YOUR INSTRUCTIONS
Write out each line exactly as it stands, please.

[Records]
—————

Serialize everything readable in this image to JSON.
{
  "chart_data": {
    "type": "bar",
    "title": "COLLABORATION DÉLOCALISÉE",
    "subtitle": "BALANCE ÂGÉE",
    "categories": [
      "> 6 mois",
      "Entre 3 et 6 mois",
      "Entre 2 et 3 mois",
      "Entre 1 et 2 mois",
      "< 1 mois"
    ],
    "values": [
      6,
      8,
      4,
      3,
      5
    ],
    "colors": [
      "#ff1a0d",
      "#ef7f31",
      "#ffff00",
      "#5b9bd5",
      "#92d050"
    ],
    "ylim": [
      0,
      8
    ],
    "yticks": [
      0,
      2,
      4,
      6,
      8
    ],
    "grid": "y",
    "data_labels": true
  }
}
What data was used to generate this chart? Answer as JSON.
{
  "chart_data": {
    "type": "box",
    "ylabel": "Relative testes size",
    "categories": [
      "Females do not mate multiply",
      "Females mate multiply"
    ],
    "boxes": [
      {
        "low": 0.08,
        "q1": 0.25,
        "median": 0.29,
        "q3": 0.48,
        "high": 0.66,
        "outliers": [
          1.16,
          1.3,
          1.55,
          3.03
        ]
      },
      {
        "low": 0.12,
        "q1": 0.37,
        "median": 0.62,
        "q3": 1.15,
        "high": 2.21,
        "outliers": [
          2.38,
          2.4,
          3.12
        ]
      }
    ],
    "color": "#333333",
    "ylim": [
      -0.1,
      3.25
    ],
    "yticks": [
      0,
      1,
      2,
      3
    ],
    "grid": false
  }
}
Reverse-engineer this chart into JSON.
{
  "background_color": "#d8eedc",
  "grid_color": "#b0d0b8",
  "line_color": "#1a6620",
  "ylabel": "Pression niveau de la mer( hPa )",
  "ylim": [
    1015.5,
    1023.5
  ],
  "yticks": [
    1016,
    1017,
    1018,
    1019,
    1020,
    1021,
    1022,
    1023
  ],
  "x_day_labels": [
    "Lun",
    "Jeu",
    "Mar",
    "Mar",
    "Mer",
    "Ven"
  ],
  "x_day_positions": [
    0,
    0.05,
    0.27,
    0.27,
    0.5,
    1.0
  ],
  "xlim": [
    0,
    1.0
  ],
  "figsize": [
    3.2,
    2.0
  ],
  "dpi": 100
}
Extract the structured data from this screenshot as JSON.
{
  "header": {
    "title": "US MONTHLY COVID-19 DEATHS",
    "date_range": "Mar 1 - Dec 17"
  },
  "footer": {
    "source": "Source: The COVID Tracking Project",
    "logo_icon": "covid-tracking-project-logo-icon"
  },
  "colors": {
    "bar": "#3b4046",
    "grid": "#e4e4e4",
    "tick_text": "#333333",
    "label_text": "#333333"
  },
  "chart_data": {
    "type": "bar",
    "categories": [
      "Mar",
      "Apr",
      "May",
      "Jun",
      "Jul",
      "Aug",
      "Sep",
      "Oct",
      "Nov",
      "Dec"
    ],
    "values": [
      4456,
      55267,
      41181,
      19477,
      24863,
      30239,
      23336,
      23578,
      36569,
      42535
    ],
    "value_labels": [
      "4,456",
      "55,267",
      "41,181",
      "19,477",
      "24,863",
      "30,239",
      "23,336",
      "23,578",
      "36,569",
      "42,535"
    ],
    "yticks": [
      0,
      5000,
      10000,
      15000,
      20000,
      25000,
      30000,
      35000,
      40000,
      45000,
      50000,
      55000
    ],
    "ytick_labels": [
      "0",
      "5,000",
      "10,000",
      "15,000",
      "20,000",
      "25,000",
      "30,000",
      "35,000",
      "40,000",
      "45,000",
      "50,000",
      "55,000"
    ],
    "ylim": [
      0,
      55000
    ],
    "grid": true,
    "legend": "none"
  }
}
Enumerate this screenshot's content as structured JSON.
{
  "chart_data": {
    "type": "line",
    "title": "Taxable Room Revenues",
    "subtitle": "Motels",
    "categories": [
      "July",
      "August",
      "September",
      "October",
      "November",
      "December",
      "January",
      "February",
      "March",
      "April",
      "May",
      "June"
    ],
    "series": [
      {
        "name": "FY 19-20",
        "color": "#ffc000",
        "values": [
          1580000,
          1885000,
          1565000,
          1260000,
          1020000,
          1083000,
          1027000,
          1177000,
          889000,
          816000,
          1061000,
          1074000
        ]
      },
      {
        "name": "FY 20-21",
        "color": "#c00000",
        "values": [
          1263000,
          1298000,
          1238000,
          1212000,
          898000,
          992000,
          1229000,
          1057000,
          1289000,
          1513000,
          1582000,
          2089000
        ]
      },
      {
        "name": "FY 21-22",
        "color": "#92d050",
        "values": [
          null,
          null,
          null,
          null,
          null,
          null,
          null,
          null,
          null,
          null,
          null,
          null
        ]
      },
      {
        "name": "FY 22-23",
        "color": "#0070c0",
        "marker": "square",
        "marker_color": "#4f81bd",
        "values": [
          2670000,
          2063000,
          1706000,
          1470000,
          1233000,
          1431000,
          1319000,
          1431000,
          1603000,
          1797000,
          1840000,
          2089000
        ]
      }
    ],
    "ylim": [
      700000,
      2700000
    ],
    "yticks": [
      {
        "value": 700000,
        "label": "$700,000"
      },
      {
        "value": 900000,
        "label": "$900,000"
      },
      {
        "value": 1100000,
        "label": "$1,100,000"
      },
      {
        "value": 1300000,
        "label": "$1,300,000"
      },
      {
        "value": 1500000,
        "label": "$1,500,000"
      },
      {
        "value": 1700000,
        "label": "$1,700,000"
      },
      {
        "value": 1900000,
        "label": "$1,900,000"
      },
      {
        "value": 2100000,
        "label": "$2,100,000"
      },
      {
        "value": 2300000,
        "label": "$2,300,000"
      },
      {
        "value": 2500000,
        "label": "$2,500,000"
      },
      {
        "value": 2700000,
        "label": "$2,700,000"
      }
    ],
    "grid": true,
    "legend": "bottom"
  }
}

—————

ANSWER FOR THE TASK
Serialize everything readable in this image to JSON.
{
  "chart_data": {
    "type": "bar",
    "title": "COLLABORATION DÉLOCALISÉE",
    "subtitle": "BALANCE ÂGÉE",
    "categories": [
      "> 6 mois",
      "Entre 3 et 6 mois",
      "Entre 2 et 3 mois",
      "Entre 1 et 2 mois",
      "< 1 mois"
    ],
    "values": [
      6,
      8,
      4,
      3,
      5
    ],
    "colors": [
      "#ff1a0d",
      "#ef7f31",
      "#ffff00",
      "#5b9bd5",
      "#92d050"
    ],
    "ylim": [
      0,
      8
    ],
    "yticks": [
      0,
      2,
      4,
      6,
      8
    ],
    "grid": "y",
    "data_labels": true
  }
}
What data was used to generate this chart? Answer as JSON.
{
  "chart_data": {
    "type": "box",
    "ylabel": "Relative testes size",
    "categories": [
      "Females do not mate multiply",
      "Females mate multiply"
    ],
    "boxes": [
      {
        "low": 0.08,
        "q1": 0.25,
        "median": 0.29,
        "q3": 0.48,
        "high": 0.66,
        "outliers": [
          1.16,
          1.3,
          1.55,
          3.03
        ]
      },
      {
        "low": 0.12,
        "q1": 0.37,
        "median": 0.62,
        "q3": 1.15,
        "high": 2.21,
        "outliers": [
          2.38,
          2.4,
          3.12
        ]
      }
    ],
    "color": "#333333",
    "ylim": [
      -0.1,
      3.25
    ],
    "yticks": [
      0,
      1,
      2,
      3
    ],
    "grid": false
  }
}
Reverse-engineer this chart into JSON.
{
  "background_color": "#d8eedc",
  "grid_color": "#b0d0b8",
  "line_color": "#1a6620",
  "ylabel": "Pression niveau de la mer( hPa )",
  "ylim": [
    1015.5,
    1023.5
  ],
  "yticks": [
    1016,
    1017,
    1018,
    1019,
    1020,
    1021,
    1022,
    1023
  ],
  "x_day_labels": [
    "Lun",
    "Jeu",
    "Mar",
    "Mar",
    "Mer",
    "Ven"
  ],
  "x_day_positions": [
    0,
    0.05,
    0.27,
    0.27,
    0.5,
    1.0
  ],
  "xlim": [
    0,
    1.0
  ],
  "figsize": [
    3.2,
    2.0
  ],
  "dpi": 100
}
Extract the structured data from this screenshot as JSON.
{
  "header": {
    "title": "US MONTHLY COVID-19 DEATHS",
    "date_range": "Mar 1 - Dec 17"
  },
  "footer": {
    "source": "Source: The COVID Tracking Project",
    "logo_icon": "covid-tracking-project-logo-icon"
  },
  "colors": {
    "bar": "#3b4046",
    "grid": "#e4e4e4",
    "tick_text": "#333333",
    "label_text": "#333333"
  },
  "chart_data": {
    "type": "bar",
    "categories": [
      "Mar",
      "Apr",
      "May",
      "Jun",
      "Jul",
      "Aug",
      "Sep",
      "Oct",
      "Nov",
      "Dec"
    ],
    "values": [
      4456,
      55267,
      41181,
      19477,
      24863,
      30239,
      23336,
      23578,
      36569,
      42535
    ],
    "value_labels": [
      "4,456",
      "55,267",
      "41,181",
      "19,477",
      "24,863",
      "30,239",
      "23,336",
      "23,578",
      "36,569",
      "42,535"
    ],
    "yticks": [
      0,
      5000,
      10000,
      15000,
      20000,
      25000,
      30000,
      35000,
      40000,
      45000,
      50000,
      55000
    ],
    "ytick_labels": [
      "0",
      "5,000",
      "10,000",
      "15,000",
      "20,000",
      "25,000",
      "30,000",
      "35,000",
      "40,000",
      "45,000",
      "50,000",
      "55,000"
    ],
    "ylim": [
      0,
      55000
    ],
    "grid": true,
    "legend": "none"
  }
}
Enumerate this screenshot's content as structured JSON.
{
  "chart_data": {
    "type": "line",
    "title": "Taxable Room Revenues",
    "subtitle": "Motels",
    "categories": [
      "July",
      "August",
      "September",
      "October",
      "November",
      "December",
      "January",
      "February",
      "March",
      "April",
      "May",
      "June"
    ],
    "series": [
      {
        "name": "FY 19-20",
        "color": "#ffc000",
        "values": [
          1580000,
          1885000,
          1565000,
          1260000,
          1020000,
          1083000,
          1027000,
          1177000,
          889000,
          816000,
          1061000,
          1074000
        ]
      },
      {
        "name": "FY 20-21",
        "color": "#c00000",
        "values": [
          1263000,
          1298000,
          1238000,
          1212000,
          898000,
          992000,
          1229000,
          1057000,
          1289000,
          1513000,
          1582000,
          2089000
        ]
      },
      {
        "name": "FY 21-22",
        "color": "#92d050",
        "values": [
          null,
          null,
          null,
          null,
          null,
          null,
          null,
          null,
          null,
          null,
          null,
          null
        ]
      },
      {
        "name": "FY 22-23",
        "color": "#0070c0",
        "marker": "square",
        "marker_color": "#4f81bd",
        "values": [
          2670000,
          2063000,
          1706000,
          1470000,
          1233000,
          1431000,
          1319000,
          1431000,
          1603000,
          1797000,
          1840000,
          2089000
        ]
      }
    ],
    "ylim": [
      700000,
      2700000
    ],
    "yticks": [
      {
        "value": 700000,
        "label": "$700,000"
      },
      {
        "value": 900000,
        "label": "$900,000"
      },
      {
        "value": 1100000,
        "label": "$1,100,000"
      },
      {
        "value": 1300000,
        "label": "$1,300,000"
      },
      {
        "value": 1500000,
        "label": "$1,500,000"
      },
      {
        "value": 1700000,
        "label": "$1,700,000"
      },
      {
        "value": 1900000,
        "label": "$1,900,000"
      },
      {
        "value": 2100000,
        "label": "$2,100,000"
      },
      {
        "value": 2300000,
        "label": "$2,300,000"
      },
      {
        "value": 2500000,
        "label": "$2,500,000"
      },
      {
        "value": 2700000,
        "label": "$2,700,000"
      }
    ],
    "grid": true,
    "legend": "bottom"
  }
}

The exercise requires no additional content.